Problem to work on.
Every line with the string "Wised" should be gathered.

Dataset records.

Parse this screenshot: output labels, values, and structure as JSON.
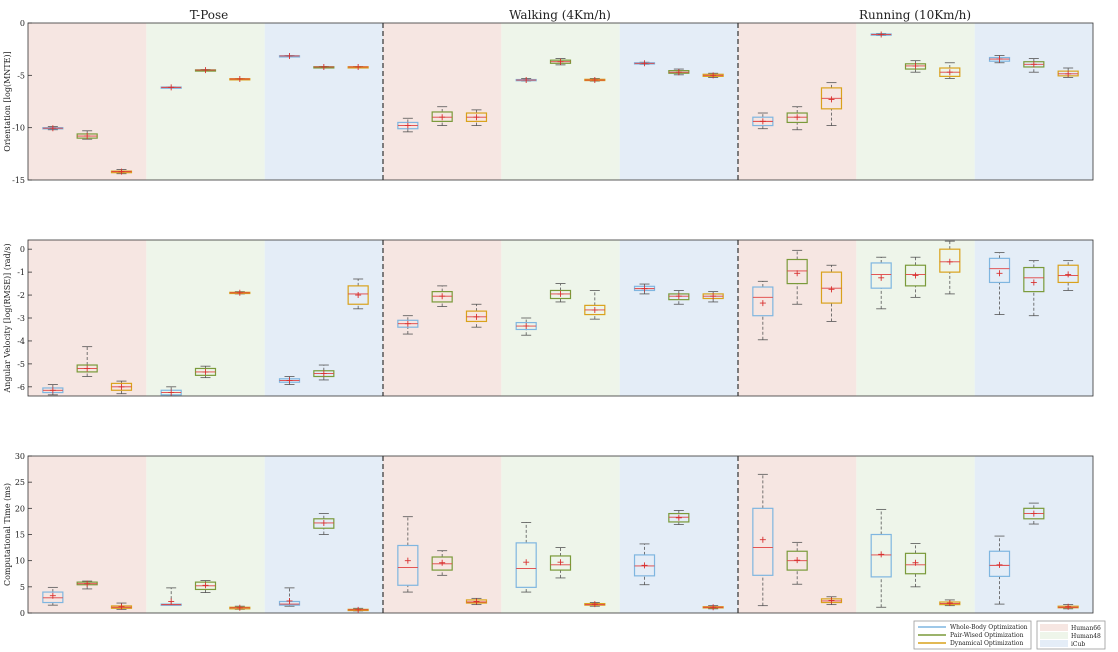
{
  "chart_data": {
    "type": "box",
    "scenarios": [
      "T-Pose",
      "Walking (4Km/h)",
      "Running (10Km/h)"
    ],
    "models": [
      "Human66",
      "Human48",
      "iCub"
    ],
    "methods": [
      "Whole-Body Optimization",
      "Pair-Wised Optimization",
      "Dynamical Optimization"
    ],
    "colors": {
      "methods": [
        "#7fb6e0",
        "#7a9a3a",
        "#d9a21c"
      ],
      "models": [
        "#f6e6e2",
        "#eef5ea",
        "#e4edf7"
      ],
      "median": "#e04040",
      "mean": "#d8302f",
      "whisker": "#555555",
      "divider": "#333333"
    },
    "legend": {
      "methods": [
        "Whole-Body Optimization",
        "Pair-Wised Optimization",
        "Dynamical Optimization"
      ],
      "models": [
        "Human66",
        "Human48",
        "iCub"
      ]
    },
    "panels": [
      {
        "id": "orientation",
        "ylabel": "Orientation [log(MNTE)]",
        "ylim": [
          -15,
          0
        ],
        "yticks": [
          0,
          -5,
          -10,
          -15
        ],
        "yticklabels": [
          "0",
          "-5",
          "-10",
          "-15"
        ],
        "boxes": [
          [
            [
              -10.2,
              -10.1,
              -10.05,
              -10.0,
              -9.9,
              -10.05
            ],
            [
              -11.1,
              -11.0,
              -10.8,
              -10.6,
              -10.3,
              -10.8
            ],
            [
              -14.4,
              -14.3,
              -14.2,
              -14.15,
              -14.0,
              -14.2
            ],
            [
              -6.2,
              -6.18,
              -6.15,
              -6.12,
              -6.1,
              -6.15
            ],
            [
              -4.55,
              -4.52,
              -4.5,
              -4.48,
              -4.45,
              -4.5
            ],
            [
              -5.4,
              -5.38,
              -5.35,
              -5.32,
              -5.3,
              -5.35
            ],
            [
              -3.2,
              -3.17,
              -3.15,
              -3.13,
              -3.1,
              -3.15
            ],
            [
              -4.25,
              -4.22,
              -4.2,
              -4.18,
              -4.15,
              -4.2
            ],
            [
              -4.25,
              -4.22,
              -4.2,
              -4.18,
              -4.15,
              -4.2
            ]
          ],
          [
            [
              -10.4,
              -10.1,
              -9.8,
              -9.5,
              -9.1,
              -9.8
            ],
            [
              -9.8,
              -9.4,
              -9.0,
              -8.5,
              -8.0,
              -9.0
            ],
            [
              -9.8,
              -9.4,
              -9.0,
              -8.6,
              -8.3,
              -9.0
            ],
            [
              -5.55,
              -5.5,
              -5.45,
              -5.4,
              -5.3,
              -5.45
            ],
            [
              -4.0,
              -3.85,
              -3.7,
              -3.55,
              -3.4,
              -3.7
            ],
            [
              -5.55,
              -5.5,
              -5.45,
              -5.38,
              -5.3,
              -5.45
            ],
            [
              -3.95,
              -3.9,
              -3.85,
              -3.8,
              -3.75,
              -3.85
            ],
            [
              -4.95,
              -4.8,
              -4.7,
              -4.55,
              -4.4,
              -4.7
            ],
            [
              -5.2,
              -5.1,
              -5.0,
              -4.9,
              -4.8,
              -5.0
            ]
          ],
          [
            [
              -10.1,
              -9.8,
              -9.4,
              -9.0,
              -8.6,
              -9.4
            ],
            [
              -10.2,
              -9.5,
              -9.0,
              -8.6,
              -8.0,
              -9.0
            ],
            [
              -9.8,
              -8.2,
              -7.2,
              -6.2,
              -5.7,
              -7.3
            ],
            [
              -1.2,
              -1.15,
              -1.1,
              -1.05,
              -1.0,
              -1.1
            ],
            [
              -4.7,
              -4.4,
              -4.1,
              -3.9,
              -3.6,
              -4.1
            ],
            [
              -5.3,
              -5.1,
              -4.7,
              -4.3,
              -3.8,
              -4.7
            ],
            [
              -3.8,
              -3.65,
              -3.45,
              -3.3,
              -3.1,
              -3.45
            ],
            [
              -4.7,
              -4.2,
              -3.95,
              -3.7,
              -3.4,
              -3.95
            ],
            [
              -5.2,
              -5.05,
              -4.85,
              -4.6,
              -4.3,
              -4.85
            ]
          ]
        ]
      },
      {
        "id": "angular-velocity",
        "ylabel": "Angular Velocity [log(RMSE)] (rad/s)",
        "ylim": [
          -6.4,
          0.4
        ],
        "yticks": [
          0,
          -1,
          -2,
          -3,
          -4,
          -5,
          -6
        ],
        "yticklabels": [
          "0",
          "-1",
          "-2",
          "-3",
          "-4",
          "-5",
          "-6"
        ],
        "boxes": [
          [
            [
              -6.35,
              -6.25,
              -6.15,
              -6.05,
              -5.9,
              -6.15
            ],
            [
              -5.55,
              -5.35,
              -5.2,
              -5.05,
              -4.25,
              -5.2
            ],
            [
              -6.3,
              -6.15,
              -6.0,
              -5.85,
              -5.75,
              -6.0
            ],
            [
              -6.4,
              -6.35,
              -6.25,
              -6.15,
              -6.0,
              -6.25
            ],
            [
              -5.6,
              -5.5,
              -5.35,
              -5.2,
              -5.1,
              -5.35
            ],
            [
              -1.95,
              -1.92,
              -1.9,
              -1.88,
              -1.85,
              -1.9
            ],
            [
              -5.9,
              -5.8,
              -5.72,
              -5.65,
              -5.55,
              -5.72
            ],
            [
              -5.7,
              -5.55,
              -5.42,
              -5.3,
              -5.05,
              -5.42
            ],
            [
              -2.6,
              -2.4,
              -1.95,
              -1.6,
              -1.3,
              -2.0
            ]
          ],
          [
            [
              -3.7,
              -3.4,
              -3.25,
              -3.1,
              -2.9,
              -3.25
            ],
            [
              -2.5,
              -2.3,
              -2.05,
              -1.85,
              -1.6,
              -2.05
            ],
            [
              -3.4,
              -3.15,
              -2.95,
              -2.7,
              -2.4,
              -2.95
            ],
            [
              -3.75,
              -3.5,
              -3.35,
              -3.2,
              -3.0,
              -3.35
            ],
            [
              -2.3,
              -2.15,
              -1.95,
              -1.8,
              -1.5,
              -1.95
            ],
            [
              -3.05,
              -2.85,
              -2.65,
              -2.45,
              -1.8,
              -2.65
            ],
            [
              -1.95,
              -1.8,
              -1.72,
              -1.62,
              -1.52,
              -1.72
            ],
            [
              -2.4,
              -2.2,
              -2.05,
              -1.95,
              -1.8,
              -2.05
            ],
            [
              -2.3,
              -2.15,
              -2.05,
              -1.95,
              -1.85,
              -2.05
            ]
          ],
          [
            [
              -3.95,
              -2.9,
              -2.1,
              -1.65,
              -1.4,
              -2.35
            ],
            [
              -2.4,
              -1.5,
              -0.95,
              -0.45,
              -0.05,
              -1.05
            ],
            [
              -3.15,
              -2.35,
              -1.7,
              -1.0,
              -0.7,
              -1.75
            ],
            [
              -2.6,
              -1.7,
              -1.1,
              -0.6,
              -0.35,
              -1.25
            ],
            [
              -2.1,
              -1.6,
              -1.1,
              -0.7,
              -0.35,
              -1.15
            ],
            [
              -1.95,
              -1.0,
              -0.55,
              0.0,
              0.35,
              -0.55
            ],
            [
              -2.85,
              -1.45,
              -0.85,
              -0.4,
              -0.15,
              -1.05
            ],
            [
              -2.9,
              -1.85,
              -1.25,
              -0.8,
              -0.5,
              -1.45
            ],
            [
              -1.8,
              -1.45,
              -1.15,
              -0.7,
              -0.5,
              -1.1
            ]
          ]
        ]
      },
      {
        "id": "computational-time",
        "ylabel": "Computational Time (ms)",
        "ylim": [
          0,
          30
        ],
        "yticks": [
          0,
          5,
          10,
          15,
          20,
          25,
          30
        ],
        "yticklabels": [
          "0",
          "5",
          "10",
          "15",
          "20",
          "25",
          "30"
        ],
        "boxes": [
          [
            [
              1.5,
              2.0,
              2.9,
              4.0,
              4.9,
              3.3
            ],
            [
              4.6,
              5.4,
              5.6,
              5.9,
              6.1,
              5.6
            ],
            [
              0.7,
              0.9,
              1.1,
              1.35,
              1.9,
              1.2
            ],
            [
              1.5,
              1.5,
              1.6,
              1.7,
              4.8,
              2.2
            ],
            [
              3.9,
              4.5,
              5.2,
              5.9,
              6.2,
              5.3
            ],
            [
              0.7,
              0.8,
              1.0,
              1.1,
              1.3,
              1.0
            ],
            [
              1.3,
              1.5,
              1.7,
              2.2,
              4.8,
              2.3
            ],
            [
              15.0,
              16.2,
              17.2,
              18.0,
              19.0,
              17.2
            ],
            [
              0.4,
              0.5,
              0.6,
              0.7,
              0.9,
              0.6
            ]
          ],
          [
            [
              4.0,
              5.3,
              8.7,
              12.9,
              18.4,
              10.0
            ],
            [
              7.2,
              8.2,
              9.4,
              10.7,
              11.9,
              9.6
            ],
            [
              1.6,
              1.9,
              2.1,
              2.5,
              2.8,
              2.2
            ],
            [
              4.0,
              4.9,
              8.5,
              13.4,
              17.3,
              9.7
            ],
            [
              6.7,
              8.2,
              9.2,
              10.9,
              12.5,
              9.7
            ],
            [
              1.3,
              1.5,
              1.6,
              1.8,
              2.0,
              1.7
            ],
            [
              5.4,
              7.1,
              9.0,
              11.1,
              13.2,
              9.1
            ],
            [
              16.9,
              17.4,
              18.3,
              19.0,
              19.6,
              18.2
            ],
            [
              0.8,
              1.0,
              1.1,
              1.2,
              1.4,
              1.1
            ]
          ],
          [
            [
              1.4,
              7.2,
              12.5,
              20.0,
              26.5,
              14.0
            ],
            [
              5.5,
              8.2,
              10.0,
              11.8,
              13.5,
              10.1
            ],
            [
              1.6,
              2.0,
              2.3,
              2.7,
              3.1,
              2.4
            ],
            [
              1.1,
              6.9,
              11.1,
              15.0,
              19.8,
              11.2
            ],
            [
              5.0,
              7.5,
              9.2,
              11.4,
              13.3,
              9.6
            ],
            [
              1.4,
              1.6,
              1.8,
              2.1,
              2.5,
              1.9
            ],
            [
              1.7,
              7.0,
              9.1,
              11.8,
              14.7,
              9.2
            ],
            [
              17.0,
              18.0,
              19.0,
              20.0,
              21.0,
              19.0
            ],
            [
              0.8,
              1.0,
              1.1,
              1.3,
              1.6,
              1.2
            ]
          ]
        ]
      }
    ]
  }
}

Answer in full.
      "Pair-Wised Optimization",
        "Pair-Wised Optimization",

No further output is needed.